_Dataset items_:
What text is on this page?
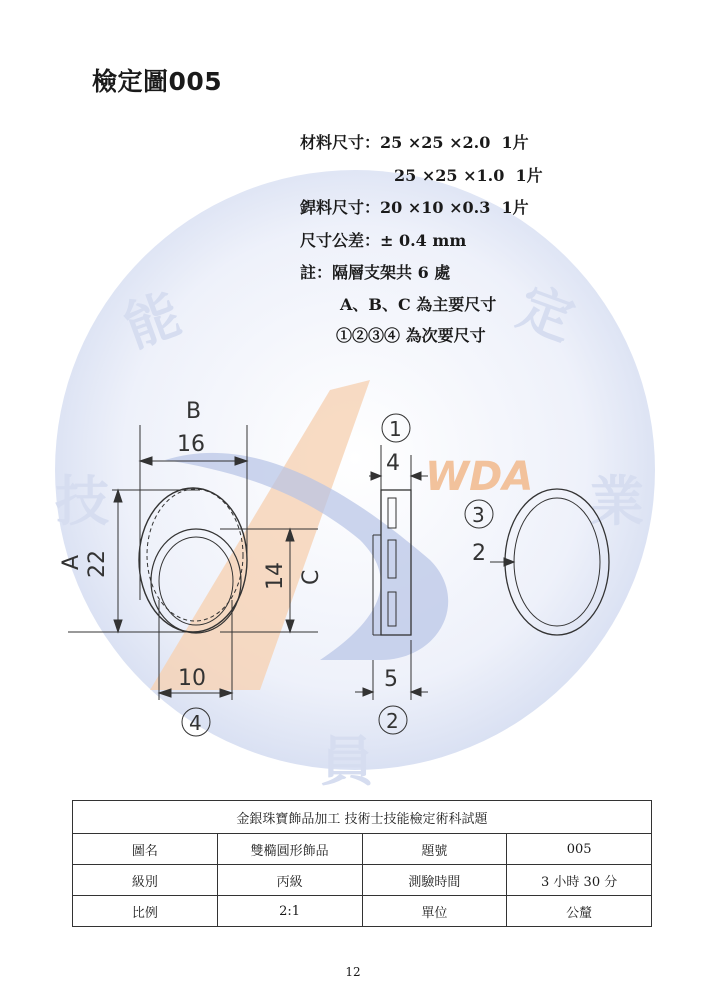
WDA
能	定
技	業
員
檢定圖005
材料尺寸：25 ×25 ×2.0  1片
25 ×25 ×1.0  1片
銲料尺寸：20 ×10 ×0.3  1片
尺寸公差：± 0.4 mm
註：隔層支架共 6 處
A、B、C 為主要尺寸
①②③④ 為次要尺寸
B
16
A 22	14 C
10
1
4
3
2
5
2
4
金銀珠寶飾品加工 技術士技能檢定術科試題			
圖名	雙橢圓形飾品	題號	005
級別	丙級	測驗時間	3 小時 30 分
比例	2:1	單位	公釐
12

_Given exercise_: Print all entries exactly. The images do not belong in the copy.

_Response to the task_:
What text is on this page?
WDA
能	定
技	業
員
檢定圖005
材料尺寸：25 ×25 ×2.0  1片
25 ×25 ×1.0  1片
銲料尺寸：20 ×10 ×0.3  1片
尺寸公差：± 0.4 mm
註：隔層支架共 6 處
A、B、C 為主要尺寸
①②③④ 為次要尺寸
B
16
A 22	14 C
10
1
4
3
2
5
2
4
金銀珠寶飾品加工 技術士技能檢定術科試題			
圖名	雙橢圓形飾品	題號	005
級別	丙級	測驗時間	3 小時 30 分
比例	2:1	單位	公釐
12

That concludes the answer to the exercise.